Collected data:
━━━━━━━━━━

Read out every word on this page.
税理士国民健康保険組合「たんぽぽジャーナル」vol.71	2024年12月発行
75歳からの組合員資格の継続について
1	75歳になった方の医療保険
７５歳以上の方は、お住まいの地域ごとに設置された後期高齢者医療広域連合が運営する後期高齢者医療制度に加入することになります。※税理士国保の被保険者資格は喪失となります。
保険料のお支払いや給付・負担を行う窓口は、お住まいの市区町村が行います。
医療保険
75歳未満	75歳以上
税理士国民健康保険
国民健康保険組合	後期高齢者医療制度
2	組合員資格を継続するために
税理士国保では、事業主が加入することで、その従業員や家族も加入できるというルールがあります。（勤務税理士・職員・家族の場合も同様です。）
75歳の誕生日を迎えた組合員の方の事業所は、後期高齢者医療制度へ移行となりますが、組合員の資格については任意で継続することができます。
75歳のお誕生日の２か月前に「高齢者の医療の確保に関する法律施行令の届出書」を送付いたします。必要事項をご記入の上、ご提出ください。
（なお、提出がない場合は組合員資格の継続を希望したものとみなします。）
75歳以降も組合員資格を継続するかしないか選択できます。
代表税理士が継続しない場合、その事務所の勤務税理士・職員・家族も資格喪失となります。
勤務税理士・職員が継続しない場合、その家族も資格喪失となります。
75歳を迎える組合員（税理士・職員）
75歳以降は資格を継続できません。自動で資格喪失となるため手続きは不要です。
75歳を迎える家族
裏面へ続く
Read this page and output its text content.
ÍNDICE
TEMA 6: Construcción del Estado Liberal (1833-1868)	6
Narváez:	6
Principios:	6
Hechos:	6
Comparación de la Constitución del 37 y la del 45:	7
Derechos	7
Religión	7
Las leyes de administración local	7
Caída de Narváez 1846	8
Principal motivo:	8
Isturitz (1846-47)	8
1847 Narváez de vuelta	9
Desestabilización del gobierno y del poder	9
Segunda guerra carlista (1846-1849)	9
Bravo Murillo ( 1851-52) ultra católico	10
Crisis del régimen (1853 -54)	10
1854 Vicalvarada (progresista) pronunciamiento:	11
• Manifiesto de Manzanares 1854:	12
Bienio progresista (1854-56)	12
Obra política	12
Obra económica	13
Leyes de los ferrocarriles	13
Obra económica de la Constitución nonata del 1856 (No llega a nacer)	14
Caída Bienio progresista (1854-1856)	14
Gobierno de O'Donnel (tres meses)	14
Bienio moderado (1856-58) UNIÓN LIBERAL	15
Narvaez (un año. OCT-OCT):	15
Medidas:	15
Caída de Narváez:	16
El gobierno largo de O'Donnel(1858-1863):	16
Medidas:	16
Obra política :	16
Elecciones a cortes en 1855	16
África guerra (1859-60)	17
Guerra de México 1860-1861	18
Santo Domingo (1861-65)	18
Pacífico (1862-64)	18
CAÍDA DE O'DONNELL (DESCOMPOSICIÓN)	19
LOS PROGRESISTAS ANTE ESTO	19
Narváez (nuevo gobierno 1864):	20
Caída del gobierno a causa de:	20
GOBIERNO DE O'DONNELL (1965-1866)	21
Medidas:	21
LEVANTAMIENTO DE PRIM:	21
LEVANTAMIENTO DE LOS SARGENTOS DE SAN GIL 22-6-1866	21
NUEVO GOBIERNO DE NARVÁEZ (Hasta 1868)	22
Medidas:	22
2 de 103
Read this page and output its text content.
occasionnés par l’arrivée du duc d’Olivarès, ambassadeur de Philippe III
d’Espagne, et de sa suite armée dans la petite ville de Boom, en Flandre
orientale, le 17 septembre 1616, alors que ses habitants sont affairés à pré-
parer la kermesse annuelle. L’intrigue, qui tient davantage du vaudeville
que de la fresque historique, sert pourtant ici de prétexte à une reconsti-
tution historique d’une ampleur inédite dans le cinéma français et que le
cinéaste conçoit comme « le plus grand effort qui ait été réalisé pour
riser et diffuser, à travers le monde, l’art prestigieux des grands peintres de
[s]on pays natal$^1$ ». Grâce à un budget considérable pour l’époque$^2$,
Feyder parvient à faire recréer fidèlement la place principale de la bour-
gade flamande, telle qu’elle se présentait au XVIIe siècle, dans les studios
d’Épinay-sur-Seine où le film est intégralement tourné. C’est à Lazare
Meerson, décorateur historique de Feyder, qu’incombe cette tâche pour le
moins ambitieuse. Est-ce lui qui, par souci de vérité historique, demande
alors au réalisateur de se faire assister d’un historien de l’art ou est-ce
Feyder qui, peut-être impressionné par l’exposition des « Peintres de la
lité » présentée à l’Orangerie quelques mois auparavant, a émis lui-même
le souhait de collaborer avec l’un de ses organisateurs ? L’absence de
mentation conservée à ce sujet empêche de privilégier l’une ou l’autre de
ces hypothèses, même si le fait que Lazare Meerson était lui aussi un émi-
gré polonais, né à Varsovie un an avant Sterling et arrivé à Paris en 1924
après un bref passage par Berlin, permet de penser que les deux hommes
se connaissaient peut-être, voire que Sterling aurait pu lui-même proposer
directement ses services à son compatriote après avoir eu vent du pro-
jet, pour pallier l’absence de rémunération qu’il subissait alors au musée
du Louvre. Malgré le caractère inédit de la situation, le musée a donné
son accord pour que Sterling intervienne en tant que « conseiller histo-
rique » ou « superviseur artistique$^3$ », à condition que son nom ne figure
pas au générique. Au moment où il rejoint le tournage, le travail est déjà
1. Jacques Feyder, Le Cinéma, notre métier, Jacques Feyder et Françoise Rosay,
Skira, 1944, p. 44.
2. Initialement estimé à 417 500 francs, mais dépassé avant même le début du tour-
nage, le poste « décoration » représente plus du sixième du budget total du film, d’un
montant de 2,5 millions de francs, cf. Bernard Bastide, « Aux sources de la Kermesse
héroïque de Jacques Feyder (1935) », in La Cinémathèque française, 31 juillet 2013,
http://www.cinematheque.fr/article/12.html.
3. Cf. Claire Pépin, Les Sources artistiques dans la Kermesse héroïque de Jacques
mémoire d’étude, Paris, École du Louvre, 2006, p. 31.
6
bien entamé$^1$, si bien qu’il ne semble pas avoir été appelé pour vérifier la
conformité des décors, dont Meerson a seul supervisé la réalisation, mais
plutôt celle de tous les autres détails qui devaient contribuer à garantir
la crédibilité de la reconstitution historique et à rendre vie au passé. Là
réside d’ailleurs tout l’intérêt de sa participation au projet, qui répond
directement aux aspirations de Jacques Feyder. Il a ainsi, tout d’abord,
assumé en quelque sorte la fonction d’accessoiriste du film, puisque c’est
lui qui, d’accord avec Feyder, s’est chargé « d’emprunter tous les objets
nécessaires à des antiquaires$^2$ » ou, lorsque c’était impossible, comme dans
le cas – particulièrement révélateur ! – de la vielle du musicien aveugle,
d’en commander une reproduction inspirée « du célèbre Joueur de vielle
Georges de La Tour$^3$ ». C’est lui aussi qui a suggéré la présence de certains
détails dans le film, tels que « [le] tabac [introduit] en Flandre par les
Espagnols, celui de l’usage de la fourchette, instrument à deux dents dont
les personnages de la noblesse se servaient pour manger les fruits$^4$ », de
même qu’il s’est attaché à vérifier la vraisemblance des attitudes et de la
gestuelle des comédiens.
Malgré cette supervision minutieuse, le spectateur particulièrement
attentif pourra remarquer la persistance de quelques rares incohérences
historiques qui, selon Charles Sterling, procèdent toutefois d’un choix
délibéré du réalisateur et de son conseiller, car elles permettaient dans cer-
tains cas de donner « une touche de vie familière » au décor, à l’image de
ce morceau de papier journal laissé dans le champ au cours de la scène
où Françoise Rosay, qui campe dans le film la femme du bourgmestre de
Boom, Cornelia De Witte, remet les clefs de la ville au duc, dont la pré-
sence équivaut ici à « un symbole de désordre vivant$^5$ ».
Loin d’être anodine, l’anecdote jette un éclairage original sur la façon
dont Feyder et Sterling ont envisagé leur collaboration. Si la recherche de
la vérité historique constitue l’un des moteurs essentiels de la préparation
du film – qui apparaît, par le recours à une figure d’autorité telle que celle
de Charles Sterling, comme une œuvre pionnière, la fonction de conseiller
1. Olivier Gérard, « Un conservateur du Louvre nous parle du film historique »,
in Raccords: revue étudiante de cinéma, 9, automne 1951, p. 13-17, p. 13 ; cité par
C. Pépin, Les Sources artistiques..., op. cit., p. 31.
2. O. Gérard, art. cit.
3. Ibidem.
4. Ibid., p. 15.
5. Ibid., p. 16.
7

━━━━━━━━━━

# Job
Go through the records above, find every line with the word "Medidas", and list those lines.

# Response to this exercise
Medidas:	15
Medidas:	16
Medidas:	21
Medidas:	22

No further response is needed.